Aim
Would you extract the whole listing below and retype it exactly?
begin Input rows
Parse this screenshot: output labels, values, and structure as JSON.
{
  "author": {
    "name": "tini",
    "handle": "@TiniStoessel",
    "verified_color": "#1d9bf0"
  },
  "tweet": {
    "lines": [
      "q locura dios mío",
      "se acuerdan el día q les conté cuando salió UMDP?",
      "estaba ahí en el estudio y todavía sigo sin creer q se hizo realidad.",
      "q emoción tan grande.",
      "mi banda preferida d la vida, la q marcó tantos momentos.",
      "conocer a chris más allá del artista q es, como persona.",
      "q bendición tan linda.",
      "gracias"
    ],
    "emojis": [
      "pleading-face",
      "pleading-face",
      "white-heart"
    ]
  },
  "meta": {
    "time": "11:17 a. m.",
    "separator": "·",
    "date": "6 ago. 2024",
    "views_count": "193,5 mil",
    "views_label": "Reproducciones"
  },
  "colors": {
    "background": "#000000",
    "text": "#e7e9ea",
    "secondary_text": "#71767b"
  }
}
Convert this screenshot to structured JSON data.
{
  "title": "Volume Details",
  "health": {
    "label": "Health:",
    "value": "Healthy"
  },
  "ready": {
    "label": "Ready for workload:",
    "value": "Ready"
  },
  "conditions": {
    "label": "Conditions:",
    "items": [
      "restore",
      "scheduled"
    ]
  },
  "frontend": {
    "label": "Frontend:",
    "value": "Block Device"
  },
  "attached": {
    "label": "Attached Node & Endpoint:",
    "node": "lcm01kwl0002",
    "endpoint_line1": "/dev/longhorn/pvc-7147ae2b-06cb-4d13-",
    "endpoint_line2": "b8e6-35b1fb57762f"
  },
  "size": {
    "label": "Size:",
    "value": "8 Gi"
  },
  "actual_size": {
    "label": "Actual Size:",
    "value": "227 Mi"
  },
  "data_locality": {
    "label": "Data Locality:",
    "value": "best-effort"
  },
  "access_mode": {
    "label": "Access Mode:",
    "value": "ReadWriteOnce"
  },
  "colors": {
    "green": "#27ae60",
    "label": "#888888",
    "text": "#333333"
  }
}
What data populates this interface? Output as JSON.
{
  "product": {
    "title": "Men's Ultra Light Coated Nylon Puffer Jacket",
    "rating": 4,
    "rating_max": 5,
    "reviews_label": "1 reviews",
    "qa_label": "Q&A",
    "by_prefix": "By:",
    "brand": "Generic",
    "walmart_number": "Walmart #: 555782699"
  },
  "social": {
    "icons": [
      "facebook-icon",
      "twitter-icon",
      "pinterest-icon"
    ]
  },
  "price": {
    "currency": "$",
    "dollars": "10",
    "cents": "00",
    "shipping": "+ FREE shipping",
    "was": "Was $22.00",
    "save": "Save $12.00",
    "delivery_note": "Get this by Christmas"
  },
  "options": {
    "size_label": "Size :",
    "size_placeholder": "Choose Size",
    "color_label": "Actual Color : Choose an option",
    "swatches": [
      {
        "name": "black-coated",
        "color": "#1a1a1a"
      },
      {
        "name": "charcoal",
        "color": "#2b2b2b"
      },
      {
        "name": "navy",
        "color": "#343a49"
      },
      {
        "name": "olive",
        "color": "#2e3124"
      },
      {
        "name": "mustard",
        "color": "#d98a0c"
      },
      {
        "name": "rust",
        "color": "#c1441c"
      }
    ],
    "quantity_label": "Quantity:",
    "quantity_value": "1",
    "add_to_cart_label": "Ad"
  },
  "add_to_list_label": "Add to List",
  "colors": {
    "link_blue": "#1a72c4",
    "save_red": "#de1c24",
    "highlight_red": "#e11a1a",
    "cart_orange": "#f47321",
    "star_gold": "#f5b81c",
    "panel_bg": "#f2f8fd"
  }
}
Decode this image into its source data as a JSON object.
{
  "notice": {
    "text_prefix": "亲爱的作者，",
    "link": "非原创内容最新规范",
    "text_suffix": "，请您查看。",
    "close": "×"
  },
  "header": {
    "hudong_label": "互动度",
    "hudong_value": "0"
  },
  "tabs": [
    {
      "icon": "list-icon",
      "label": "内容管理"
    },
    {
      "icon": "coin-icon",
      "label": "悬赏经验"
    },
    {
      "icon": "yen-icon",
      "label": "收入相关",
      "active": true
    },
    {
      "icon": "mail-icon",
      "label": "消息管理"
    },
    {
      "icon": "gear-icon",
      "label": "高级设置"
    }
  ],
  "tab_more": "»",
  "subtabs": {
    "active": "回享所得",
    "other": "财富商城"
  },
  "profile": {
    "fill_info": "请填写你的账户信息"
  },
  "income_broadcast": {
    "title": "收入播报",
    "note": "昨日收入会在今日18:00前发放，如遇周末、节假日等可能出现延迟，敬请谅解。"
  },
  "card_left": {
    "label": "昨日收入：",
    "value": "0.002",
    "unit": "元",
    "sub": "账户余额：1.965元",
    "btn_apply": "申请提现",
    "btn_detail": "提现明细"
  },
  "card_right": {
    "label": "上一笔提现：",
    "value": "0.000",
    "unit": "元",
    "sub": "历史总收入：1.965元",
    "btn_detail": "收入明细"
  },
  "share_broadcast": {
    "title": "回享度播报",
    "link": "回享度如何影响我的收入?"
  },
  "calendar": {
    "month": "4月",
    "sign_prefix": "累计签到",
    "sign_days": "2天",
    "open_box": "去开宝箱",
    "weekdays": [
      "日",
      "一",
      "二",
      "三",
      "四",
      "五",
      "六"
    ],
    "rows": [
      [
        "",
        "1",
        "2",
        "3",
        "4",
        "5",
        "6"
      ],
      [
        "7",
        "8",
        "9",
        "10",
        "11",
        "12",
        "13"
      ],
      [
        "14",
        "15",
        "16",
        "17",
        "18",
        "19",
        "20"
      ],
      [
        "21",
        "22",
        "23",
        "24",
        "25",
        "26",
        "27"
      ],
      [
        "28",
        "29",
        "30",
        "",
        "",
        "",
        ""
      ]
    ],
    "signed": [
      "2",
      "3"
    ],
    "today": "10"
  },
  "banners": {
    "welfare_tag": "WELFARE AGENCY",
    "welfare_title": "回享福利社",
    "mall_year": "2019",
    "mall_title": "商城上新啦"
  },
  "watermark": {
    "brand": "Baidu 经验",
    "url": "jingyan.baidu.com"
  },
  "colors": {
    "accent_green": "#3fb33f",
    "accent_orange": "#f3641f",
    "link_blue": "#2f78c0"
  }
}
end Input rows
Task answer
Parse this screenshot: output labels, values, and structure as JSON.
{
  "author": {
    "name": "tini",
    "handle": "@TiniStoessel",
    "verified_color": "#1d9bf0"
  },
  "tweet": {
    "lines": [
      "q locura dios mío",
      "se acuerdan el día q les conté cuando salió UMDP?",
      "estaba ahí en el estudio y todavía sigo sin creer q se hizo realidad.",
      "q emoción tan grande.",
      "mi banda preferida d la vida, la q marcó tantos momentos.",
      "conocer a chris más allá del artista q es, como persona.",
      "q bendición tan linda.",
      "gracias"
    ],
    "emojis": [
      "pleading-face",
      "pleading-face",
      "white-heart"
    ]
  },
  "meta": {
    "time": "11:17 a. m.",
    "separator": "·",
    "date": "6 ago. 2024",
    "views_count": "193,5 mil",
    "views_label": "Reproducciones"
  },
  "colors": {
    "background": "#000000",
    "text": "#e7e9ea",
    "secondary_text": "#71767b"
  }
}
Convert this screenshot to structured JSON data.
{
  "title": "Volume Details",
  "health": {
    "label": "Health:",
    "value": "Healthy"
  },
  "ready": {
    "label": "Ready for workload:",
    "value": "Ready"
  },
  "conditions": {
    "label": "Conditions:",
    "items": [
      "restore",
      "scheduled"
    ]
  },
  "frontend": {
    "label": "Frontend:",
    "value": "Block Device"
  },
  "attached": {
    "label": "Attached Node & Endpoint:",
    "node": "lcm01kwl0002",
    "endpoint_line1": "/dev/longhorn/pvc-7147ae2b-06cb-4d13-",
    "endpoint_line2": "b8e6-35b1fb57762f"
  },
  "size": {
    "label": "Size:",
    "value": "8 Gi"
  },
  "actual_size": {
    "label": "Actual Size:",
    "value": "227 Mi"
  },
  "data_locality": {
    "label": "Data Locality:",
    "value": "best-effort"
  },
  "access_mode": {
    "label": "Access Mode:",
    "value": "ReadWriteOnce"
  },
  "colors": {
    "green": "#27ae60",
    "label": "#888888",
    "text": "#333333"
  }
}
What data populates this interface? Output as JSON.
{
  "product": {
    "title": "Men's Ultra Light Coated Nylon Puffer Jacket",
    "rating": 4,
    "rating_max": 5,
    "reviews_label": "1 reviews",
    "qa_label": "Q&A",
    "by_prefix": "By:",
    "brand": "Generic",
    "walmart_number": "Walmart #: 555782699"
  },
  "social": {
    "icons": [
      "facebook-icon",
      "twitter-icon",
      "pinterest-icon"
    ]
  },
  "price": {
    "currency": "$",
    "dollars": "10",
    "cents": "00",
    "shipping": "+ FREE shipping",
    "was": "Was $22.00",
    "save": "Save $12.00",
    "delivery_note": "Get this by Christmas"
  },
  "options": {
    "size_label": "Size :",
    "size_placeholder": "Choose Size",
    "color_label": "Actual Color : Choose an option",
    "swatches": [
      {
        "name": "black-coated",
        "color": "#1a1a1a"
      },
      {
        "name": "charcoal",
        "color": "#2b2b2b"
      },
      {
        "name": "navy",
        "color": "#343a49"
      },
      {
        "name": "olive",
        "color": "#2e3124"
      },
      {
        "name": "mustard",
        "color": "#d98a0c"
      },
      {
        "name": "rust",
        "color": "#c1441c"
      }
    ],
    "quantity_label": "Quantity:",
    "quantity_value": "1",
    "add_to_cart_label": "Ad"
  },
  "add_to_list_label": "Add to List",
  "colors": {
    "link_blue": "#1a72c4",
    "save_red": "#de1c24",
    "highlight_red": "#e11a1a",
    "cart_orange": "#f47321",
    "star_gold": "#f5b81c",
    "panel_bg": "#f2f8fd"
  }
}
Decode this image into its source data as a JSON object.
{
  "notice": {
    "text_prefix": "亲爱的作者，",
    "link": "非原创内容最新规范",
    "text_suffix": "，请您查看。",
    "close": "×"
  },
  "header": {
    "hudong_label": "互动度",
    "hudong_value": "0"
  },
  "tabs": [
    {
      "icon": "list-icon",
      "label": "内容管理"
    },
    {
      "icon": "coin-icon",
      "label": "悬赏经验"
    },
    {
      "icon": "yen-icon",
      "label": "收入相关",
      "active": true
    },
    {
      "icon": "mail-icon",
      "label": "消息管理"
    },
    {
      "icon": "gear-icon",
      "label": "高级设置"
    }
  ],
  "tab_more": "»",
  "subtabs": {
    "active": "回享所得",
    "other": "财富商城"
  },
  "profile": {
    "fill_info": "请填写你的账户信息"
  },
  "income_broadcast": {
    "title": "收入播报",
    "note": "昨日收入会在今日18:00前发放，如遇周末、节假日等可能出现延迟，敬请谅解。"
  },
  "card_left": {
    "label": "昨日收入：",
    "value": "0.002",
    "unit": "元",
    "sub": "账户余额：1.965元",
    "btn_apply": "申请提现",
    "btn_detail": "提现明细"
  },
  "card_right": {
    "label": "上一笔提现：",
    "value": "0.000",
    "unit": "元",
    "sub": "历史总收入：1.965元",
    "btn_detail": "收入明细"
  },
  "share_broadcast": {
    "title": "回享度播报",
    "link": "回享度如何影响我的收入?"
  },
  "calendar": {
    "month": "4月",
    "sign_prefix": "累计签到",
    "sign_days": "2天",
    "open_box": "去开宝箱",
    "weekdays": [
      "日",
      "一",
      "二",
      "三",
      "四",
      "五",
      "六"
    ],
    "rows": [
      [
        "",
        "1",
        "2",
        "3",
        "4",
        "5",
        "6"
      ],
      [
        "7",
        "8",
        "9",
        "10",
        "11",
        "12",
        "13"
      ],
      [
        "14",
        "15",
        "16",
        "17",
        "18",
        "19",
        "20"
      ],
      [
        "21",
        "22",
        "23",
        "24",
        "25",
        "26",
        "27"
      ],
      [
        "28",
        "29",
        "30",
        "",
        "",
        "",
        ""
      ]
    ],
    "signed": [
      "2",
      "3"
    ],
    "today": "10"
  },
  "banners": {
    "welfare_tag": "WELFARE AGENCY",
    "welfare_title": "回享福利社",
    "mall_year": "2019",
    "mall_title": "商城上新啦"
  },
  "watermark": {
    "brand": "Baidu 经验",
    "url": "jingyan.baidu.com"
  },
  "colors": {
    "accent_green": "#3fb33f",
    "accent_orange": "#f3641f",
    "link_blue": "#2f78c0"
  }
}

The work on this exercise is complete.